§ Objective
Using the data below, gather each line that includes the word "Distribution".

--- START Given data ---

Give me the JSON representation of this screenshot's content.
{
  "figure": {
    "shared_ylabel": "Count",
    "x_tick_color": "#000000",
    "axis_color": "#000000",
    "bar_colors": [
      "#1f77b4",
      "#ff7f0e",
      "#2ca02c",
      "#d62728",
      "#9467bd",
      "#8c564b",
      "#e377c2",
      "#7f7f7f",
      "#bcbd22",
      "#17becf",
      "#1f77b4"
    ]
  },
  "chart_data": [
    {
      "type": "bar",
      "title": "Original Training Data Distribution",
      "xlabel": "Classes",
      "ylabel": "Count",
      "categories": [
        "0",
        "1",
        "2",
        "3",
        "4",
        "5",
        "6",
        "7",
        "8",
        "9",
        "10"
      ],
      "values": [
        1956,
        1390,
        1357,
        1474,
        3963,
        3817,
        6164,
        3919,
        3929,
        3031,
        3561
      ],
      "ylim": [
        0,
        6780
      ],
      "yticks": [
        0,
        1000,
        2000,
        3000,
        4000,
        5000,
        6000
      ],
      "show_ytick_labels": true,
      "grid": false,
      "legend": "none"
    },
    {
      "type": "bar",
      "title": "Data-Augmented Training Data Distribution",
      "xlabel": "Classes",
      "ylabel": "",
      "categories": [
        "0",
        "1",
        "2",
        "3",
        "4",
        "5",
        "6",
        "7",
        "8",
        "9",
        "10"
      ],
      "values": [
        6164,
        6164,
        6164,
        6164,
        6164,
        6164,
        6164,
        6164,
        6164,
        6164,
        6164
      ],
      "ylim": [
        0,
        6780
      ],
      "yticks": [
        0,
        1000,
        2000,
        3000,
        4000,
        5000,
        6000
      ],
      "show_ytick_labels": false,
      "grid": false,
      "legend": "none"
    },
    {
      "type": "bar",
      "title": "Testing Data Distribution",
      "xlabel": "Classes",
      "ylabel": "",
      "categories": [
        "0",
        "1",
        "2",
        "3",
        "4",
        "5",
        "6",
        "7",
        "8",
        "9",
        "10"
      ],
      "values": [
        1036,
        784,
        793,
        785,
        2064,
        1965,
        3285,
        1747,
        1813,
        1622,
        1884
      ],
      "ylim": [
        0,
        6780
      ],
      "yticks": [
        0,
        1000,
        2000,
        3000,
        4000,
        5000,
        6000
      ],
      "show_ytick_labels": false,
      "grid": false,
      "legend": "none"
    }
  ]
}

--- END Given data ---

§ Answer for this exercise
      "title": "Original Training Data Distribution",
      "title": "Data-Augmented Training Data Distribution",
      "title": "Testing Data Distribution",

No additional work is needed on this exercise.